--- BEGIN SOURCE DOCUMENT ---

- Born: January 28, 1882 Slingerlands, New York
- Died: 1944 (aged 61–62) Cummington, Massachusetts
- Other names: Katharine Frazier
- Occupation(s): Musician, educator, arts administrator
- Relatives: John I. Slingerland (great-uncle)

= Katherine Frazier =

American arts administrator

Katherine Maria Frazier (January 28, 1882 – 1944), also seen as Katharine Frazier, was an American musician and arts administrator. In 1923 she opened a theatre in Cummington, Massachusetts, which in 1927 became part of Frazier's Cummington School of the Arts, offering summer residencies, camps, and a performance venue for visual artists, musicians, and writers.

==Early life and education==
Frazier was born in Slingerlands, New York, and raised in Amsterdam, New York, the daughter of Leonard A. Frazier and Catharine A. Slingerland Frazier. Her father was a physician. Her mother's uncle was abolitionist Congressman John I. Slingerland. She graduated from Mount Holyoke College in 1902. She studied music in Paris in 1908 and 1909.
==Career==

=== Music ===
Frazier was a concert harpist, a member of the Carlos Salzedo Harp Ensemble, and director of the Trio Eleu, the Smith College Harp Ensemble and the Phaneian Harp Ensemble. She was also a pianist and organist. She worked at Smith College, as head of the harp and piano programs. She was assistant to editor Carlos Salzedo at the Eolian Review, and general secretary of the National Association of Harpists.

--- END SOURCE DOCUMENT ---

[DIRECTIONS] In the biography of Katherine Frazier, explain why John I. Slingerland appears as her great-uncle.

--- BEGIN DATA EXCERPTS ---

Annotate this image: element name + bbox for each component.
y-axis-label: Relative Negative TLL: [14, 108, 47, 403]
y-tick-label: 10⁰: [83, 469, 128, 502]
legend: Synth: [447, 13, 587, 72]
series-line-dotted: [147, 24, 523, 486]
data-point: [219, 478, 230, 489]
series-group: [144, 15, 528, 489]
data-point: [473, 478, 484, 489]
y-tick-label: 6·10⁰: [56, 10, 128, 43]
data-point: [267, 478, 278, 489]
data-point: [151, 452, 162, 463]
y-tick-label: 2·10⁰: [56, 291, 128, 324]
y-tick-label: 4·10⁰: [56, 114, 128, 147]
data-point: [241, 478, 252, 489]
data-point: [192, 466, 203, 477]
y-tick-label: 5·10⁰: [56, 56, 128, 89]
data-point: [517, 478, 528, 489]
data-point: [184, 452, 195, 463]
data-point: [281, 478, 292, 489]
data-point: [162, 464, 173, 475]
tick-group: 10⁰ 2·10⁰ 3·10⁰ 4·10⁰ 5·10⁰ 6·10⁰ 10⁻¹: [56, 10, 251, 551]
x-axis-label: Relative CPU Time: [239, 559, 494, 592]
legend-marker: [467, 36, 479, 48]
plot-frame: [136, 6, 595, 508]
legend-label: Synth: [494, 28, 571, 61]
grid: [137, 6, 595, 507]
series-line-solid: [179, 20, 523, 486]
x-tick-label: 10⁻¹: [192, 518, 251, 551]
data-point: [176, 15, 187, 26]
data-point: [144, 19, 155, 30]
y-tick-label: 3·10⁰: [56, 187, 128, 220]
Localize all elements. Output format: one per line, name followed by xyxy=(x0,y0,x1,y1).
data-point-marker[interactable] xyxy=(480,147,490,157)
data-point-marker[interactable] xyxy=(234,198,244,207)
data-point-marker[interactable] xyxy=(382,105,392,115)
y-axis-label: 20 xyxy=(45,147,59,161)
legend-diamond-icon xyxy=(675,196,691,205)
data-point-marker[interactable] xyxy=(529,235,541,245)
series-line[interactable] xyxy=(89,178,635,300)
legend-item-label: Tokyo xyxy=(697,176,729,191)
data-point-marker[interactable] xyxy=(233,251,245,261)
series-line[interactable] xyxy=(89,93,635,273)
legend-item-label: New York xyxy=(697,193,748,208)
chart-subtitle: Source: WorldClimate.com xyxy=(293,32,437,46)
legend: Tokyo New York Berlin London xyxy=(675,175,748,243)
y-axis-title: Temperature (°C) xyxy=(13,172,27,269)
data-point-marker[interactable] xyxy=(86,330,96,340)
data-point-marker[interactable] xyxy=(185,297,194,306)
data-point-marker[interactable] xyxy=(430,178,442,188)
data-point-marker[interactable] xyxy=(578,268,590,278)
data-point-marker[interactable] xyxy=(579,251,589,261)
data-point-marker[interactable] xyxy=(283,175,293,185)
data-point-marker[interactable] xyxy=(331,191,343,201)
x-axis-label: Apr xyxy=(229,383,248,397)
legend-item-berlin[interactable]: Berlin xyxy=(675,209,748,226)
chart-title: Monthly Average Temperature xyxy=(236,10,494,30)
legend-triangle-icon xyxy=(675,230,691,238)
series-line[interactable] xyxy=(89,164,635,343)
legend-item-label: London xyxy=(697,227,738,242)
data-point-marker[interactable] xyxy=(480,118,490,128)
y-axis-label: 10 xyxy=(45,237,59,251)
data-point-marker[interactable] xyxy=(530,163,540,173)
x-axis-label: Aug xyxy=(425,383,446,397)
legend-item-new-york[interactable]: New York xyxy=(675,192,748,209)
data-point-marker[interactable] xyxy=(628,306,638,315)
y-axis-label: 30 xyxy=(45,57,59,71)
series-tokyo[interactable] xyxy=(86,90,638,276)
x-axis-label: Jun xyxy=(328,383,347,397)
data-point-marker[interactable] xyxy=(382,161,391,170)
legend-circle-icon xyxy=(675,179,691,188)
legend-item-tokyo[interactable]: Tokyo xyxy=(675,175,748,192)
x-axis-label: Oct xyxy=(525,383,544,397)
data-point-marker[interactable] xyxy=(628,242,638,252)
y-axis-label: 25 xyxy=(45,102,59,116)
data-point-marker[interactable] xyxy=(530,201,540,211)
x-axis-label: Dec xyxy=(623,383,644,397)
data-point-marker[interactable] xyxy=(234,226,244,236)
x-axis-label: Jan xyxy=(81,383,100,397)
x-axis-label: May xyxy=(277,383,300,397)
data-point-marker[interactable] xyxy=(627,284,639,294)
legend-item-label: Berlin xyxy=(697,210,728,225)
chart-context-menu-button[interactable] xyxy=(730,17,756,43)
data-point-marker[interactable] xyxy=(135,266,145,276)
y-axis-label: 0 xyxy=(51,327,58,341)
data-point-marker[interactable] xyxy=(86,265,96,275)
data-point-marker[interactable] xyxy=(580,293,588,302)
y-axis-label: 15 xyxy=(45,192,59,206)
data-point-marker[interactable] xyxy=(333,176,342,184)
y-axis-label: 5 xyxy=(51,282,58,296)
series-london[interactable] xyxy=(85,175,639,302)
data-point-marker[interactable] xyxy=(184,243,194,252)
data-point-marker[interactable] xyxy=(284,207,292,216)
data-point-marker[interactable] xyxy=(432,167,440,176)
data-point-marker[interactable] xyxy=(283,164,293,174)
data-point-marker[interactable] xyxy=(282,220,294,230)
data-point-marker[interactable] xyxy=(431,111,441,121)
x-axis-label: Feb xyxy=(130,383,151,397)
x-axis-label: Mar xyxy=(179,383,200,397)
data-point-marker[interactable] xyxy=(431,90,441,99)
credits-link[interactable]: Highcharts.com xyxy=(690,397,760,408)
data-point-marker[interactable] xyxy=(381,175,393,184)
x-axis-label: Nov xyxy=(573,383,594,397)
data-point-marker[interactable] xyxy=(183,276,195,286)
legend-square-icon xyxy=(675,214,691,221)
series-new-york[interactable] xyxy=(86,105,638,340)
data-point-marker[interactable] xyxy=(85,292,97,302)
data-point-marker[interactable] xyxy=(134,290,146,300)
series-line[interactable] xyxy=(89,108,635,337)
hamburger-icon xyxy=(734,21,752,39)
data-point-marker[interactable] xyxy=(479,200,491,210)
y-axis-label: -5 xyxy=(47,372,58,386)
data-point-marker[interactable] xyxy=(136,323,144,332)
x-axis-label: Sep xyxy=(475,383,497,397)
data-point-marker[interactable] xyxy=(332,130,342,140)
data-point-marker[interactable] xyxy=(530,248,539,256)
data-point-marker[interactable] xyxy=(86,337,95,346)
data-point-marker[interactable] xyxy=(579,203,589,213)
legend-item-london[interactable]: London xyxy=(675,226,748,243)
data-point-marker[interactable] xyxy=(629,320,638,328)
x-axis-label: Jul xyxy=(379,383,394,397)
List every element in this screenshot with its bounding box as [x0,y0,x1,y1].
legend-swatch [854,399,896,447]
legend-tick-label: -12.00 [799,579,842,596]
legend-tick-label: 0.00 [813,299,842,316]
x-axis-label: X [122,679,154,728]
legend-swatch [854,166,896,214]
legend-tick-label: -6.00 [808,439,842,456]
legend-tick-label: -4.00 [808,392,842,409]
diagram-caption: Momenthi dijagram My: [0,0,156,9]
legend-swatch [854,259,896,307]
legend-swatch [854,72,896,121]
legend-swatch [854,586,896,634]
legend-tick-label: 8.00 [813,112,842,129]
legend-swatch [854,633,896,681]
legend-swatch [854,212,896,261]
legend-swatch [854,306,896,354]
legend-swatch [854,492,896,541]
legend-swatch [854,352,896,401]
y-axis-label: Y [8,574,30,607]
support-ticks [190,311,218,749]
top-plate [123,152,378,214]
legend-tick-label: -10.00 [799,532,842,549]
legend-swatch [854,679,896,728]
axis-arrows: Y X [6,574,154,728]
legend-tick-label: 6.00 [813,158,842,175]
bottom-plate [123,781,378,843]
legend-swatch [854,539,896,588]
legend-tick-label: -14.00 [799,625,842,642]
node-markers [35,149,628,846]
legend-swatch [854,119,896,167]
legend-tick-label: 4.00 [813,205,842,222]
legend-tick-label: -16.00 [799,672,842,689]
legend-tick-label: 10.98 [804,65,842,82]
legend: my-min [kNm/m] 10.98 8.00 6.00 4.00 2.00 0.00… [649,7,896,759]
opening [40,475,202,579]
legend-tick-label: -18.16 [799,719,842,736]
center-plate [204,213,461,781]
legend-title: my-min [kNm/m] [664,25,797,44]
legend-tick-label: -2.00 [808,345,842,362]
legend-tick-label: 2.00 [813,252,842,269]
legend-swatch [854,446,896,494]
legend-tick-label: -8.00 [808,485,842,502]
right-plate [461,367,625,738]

--- END DATA EXCERPTS ---

[RESULT] John I. Slingerland was the uncle of Frazier's mother, Catharine A. Slingerland Frazier.